Tally the lines holding the word "mention" and state the count by itself.

Exercise material:
....

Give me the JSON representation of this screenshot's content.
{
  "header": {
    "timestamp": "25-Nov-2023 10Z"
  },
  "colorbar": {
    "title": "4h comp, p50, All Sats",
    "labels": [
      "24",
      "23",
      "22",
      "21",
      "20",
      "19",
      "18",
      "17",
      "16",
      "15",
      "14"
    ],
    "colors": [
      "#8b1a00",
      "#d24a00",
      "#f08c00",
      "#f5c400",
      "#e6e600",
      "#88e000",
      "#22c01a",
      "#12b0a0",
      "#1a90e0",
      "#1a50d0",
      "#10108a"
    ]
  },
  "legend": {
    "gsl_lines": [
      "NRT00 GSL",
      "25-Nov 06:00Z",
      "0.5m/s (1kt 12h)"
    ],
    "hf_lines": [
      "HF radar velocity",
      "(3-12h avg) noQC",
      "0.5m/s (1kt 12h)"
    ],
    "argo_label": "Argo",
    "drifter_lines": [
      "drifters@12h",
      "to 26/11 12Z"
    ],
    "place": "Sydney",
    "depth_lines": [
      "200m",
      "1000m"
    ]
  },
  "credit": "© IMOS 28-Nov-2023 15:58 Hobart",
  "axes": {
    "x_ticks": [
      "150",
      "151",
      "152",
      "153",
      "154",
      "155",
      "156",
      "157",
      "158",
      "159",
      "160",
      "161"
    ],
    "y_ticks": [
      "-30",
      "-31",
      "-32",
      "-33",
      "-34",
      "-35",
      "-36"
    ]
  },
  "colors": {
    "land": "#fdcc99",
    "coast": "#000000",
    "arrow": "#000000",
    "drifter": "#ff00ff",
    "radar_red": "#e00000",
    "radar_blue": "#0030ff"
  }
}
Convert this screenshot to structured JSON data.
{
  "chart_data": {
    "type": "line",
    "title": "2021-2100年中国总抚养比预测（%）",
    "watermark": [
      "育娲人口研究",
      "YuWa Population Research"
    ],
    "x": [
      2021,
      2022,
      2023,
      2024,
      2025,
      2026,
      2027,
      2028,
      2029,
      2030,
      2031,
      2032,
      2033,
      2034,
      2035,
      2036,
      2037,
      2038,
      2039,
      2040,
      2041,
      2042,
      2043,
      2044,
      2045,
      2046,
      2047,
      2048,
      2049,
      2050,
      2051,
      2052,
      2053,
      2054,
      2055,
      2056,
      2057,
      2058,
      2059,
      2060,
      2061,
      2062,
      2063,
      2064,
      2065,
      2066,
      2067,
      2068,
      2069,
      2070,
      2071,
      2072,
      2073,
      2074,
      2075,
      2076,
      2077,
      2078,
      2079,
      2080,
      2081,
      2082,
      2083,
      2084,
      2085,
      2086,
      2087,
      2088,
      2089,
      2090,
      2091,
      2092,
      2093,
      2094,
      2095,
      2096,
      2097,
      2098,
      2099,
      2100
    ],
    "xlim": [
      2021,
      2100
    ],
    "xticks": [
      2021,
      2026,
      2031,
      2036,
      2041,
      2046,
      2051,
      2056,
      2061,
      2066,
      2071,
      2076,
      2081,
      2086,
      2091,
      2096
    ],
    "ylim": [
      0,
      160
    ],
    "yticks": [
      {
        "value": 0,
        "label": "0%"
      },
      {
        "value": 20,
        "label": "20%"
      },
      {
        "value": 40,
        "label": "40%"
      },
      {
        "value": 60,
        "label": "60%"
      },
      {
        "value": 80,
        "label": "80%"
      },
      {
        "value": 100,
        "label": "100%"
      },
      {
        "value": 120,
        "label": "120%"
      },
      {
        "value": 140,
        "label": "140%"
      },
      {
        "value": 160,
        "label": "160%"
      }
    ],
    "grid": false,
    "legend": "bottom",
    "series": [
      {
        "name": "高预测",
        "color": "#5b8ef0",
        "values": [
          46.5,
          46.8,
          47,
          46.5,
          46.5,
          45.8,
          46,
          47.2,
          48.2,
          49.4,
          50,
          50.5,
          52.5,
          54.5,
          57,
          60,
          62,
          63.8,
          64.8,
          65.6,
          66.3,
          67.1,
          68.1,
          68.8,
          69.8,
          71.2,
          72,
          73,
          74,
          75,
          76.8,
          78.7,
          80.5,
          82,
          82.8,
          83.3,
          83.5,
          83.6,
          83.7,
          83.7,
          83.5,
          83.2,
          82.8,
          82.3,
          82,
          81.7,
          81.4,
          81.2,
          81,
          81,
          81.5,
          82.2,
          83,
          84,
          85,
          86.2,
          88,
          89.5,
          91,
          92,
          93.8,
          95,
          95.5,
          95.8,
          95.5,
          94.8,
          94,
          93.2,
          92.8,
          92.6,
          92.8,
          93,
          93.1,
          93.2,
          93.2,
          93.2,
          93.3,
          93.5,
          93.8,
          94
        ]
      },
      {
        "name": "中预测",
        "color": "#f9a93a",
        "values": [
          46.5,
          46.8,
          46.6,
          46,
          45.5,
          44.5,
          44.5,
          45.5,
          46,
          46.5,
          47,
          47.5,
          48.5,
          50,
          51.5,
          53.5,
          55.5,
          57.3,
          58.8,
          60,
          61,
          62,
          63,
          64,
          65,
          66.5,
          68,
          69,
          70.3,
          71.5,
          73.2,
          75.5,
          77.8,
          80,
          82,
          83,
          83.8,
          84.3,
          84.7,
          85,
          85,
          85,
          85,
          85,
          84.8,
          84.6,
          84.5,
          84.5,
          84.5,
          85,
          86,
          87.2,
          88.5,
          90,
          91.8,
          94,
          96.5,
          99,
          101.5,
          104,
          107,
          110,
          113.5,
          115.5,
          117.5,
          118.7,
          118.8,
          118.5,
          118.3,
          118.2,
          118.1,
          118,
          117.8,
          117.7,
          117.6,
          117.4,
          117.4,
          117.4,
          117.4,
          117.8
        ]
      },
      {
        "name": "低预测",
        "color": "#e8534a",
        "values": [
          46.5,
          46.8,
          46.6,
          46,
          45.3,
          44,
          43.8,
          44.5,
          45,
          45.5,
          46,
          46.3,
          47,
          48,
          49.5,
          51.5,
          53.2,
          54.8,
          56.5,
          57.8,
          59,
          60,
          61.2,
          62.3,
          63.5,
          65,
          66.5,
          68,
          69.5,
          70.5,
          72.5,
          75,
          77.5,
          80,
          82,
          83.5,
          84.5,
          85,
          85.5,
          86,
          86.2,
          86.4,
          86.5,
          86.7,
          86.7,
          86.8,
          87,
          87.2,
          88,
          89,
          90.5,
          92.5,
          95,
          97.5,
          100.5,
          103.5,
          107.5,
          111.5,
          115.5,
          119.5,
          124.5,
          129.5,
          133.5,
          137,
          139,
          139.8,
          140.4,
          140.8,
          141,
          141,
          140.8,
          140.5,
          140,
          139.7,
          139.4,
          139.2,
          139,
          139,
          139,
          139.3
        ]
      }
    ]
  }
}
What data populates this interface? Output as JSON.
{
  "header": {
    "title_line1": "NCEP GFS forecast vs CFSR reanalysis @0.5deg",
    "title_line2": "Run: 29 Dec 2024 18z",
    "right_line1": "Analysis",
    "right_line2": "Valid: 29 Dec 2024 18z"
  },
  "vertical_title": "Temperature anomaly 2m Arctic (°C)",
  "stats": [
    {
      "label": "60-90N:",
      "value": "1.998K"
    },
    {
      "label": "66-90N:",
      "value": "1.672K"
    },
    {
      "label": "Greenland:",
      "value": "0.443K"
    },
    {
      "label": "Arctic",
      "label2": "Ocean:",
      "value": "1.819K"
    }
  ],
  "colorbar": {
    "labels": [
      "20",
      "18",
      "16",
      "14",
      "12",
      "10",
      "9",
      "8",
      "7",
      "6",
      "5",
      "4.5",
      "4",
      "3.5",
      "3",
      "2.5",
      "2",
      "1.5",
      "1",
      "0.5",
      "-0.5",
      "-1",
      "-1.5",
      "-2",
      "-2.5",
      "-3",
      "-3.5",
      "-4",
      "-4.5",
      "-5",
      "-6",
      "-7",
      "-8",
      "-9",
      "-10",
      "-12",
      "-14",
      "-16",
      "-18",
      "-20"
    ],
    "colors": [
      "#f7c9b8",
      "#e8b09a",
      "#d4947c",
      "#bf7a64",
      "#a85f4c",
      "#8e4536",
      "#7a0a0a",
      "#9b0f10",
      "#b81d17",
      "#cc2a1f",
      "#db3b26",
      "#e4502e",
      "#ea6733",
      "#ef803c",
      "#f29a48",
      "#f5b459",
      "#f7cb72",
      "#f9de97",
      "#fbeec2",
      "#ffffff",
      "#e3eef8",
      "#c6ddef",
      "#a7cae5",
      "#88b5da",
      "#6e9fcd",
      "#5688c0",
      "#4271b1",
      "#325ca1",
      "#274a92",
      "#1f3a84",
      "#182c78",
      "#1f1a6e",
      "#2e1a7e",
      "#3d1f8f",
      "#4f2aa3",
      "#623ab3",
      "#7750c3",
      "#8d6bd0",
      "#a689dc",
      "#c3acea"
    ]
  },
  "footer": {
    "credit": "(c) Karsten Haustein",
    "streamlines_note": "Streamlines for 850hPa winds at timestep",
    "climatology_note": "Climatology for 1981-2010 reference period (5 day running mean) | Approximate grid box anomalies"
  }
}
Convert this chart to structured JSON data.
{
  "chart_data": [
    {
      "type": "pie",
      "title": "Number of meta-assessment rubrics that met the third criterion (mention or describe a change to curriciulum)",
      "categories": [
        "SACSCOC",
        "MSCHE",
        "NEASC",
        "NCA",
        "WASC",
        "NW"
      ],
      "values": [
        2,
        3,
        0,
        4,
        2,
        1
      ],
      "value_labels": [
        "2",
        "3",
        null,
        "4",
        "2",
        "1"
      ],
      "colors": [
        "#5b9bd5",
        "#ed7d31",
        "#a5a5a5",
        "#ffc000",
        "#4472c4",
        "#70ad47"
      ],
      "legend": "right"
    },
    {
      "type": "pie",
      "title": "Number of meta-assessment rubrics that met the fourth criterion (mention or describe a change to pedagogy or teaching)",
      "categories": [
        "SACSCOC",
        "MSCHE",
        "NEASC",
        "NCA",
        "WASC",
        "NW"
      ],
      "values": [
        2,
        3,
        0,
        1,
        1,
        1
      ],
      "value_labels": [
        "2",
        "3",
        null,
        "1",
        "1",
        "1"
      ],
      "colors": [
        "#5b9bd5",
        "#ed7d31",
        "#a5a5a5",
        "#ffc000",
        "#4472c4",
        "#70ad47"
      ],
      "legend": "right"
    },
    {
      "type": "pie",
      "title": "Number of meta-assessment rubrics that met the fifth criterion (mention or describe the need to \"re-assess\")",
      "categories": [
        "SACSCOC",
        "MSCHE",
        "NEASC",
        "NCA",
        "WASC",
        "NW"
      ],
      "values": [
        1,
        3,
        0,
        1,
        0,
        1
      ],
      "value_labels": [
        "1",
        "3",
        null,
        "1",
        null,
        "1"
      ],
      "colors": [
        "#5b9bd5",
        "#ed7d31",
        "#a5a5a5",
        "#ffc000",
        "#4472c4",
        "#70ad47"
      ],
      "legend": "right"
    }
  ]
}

....

The answer:
3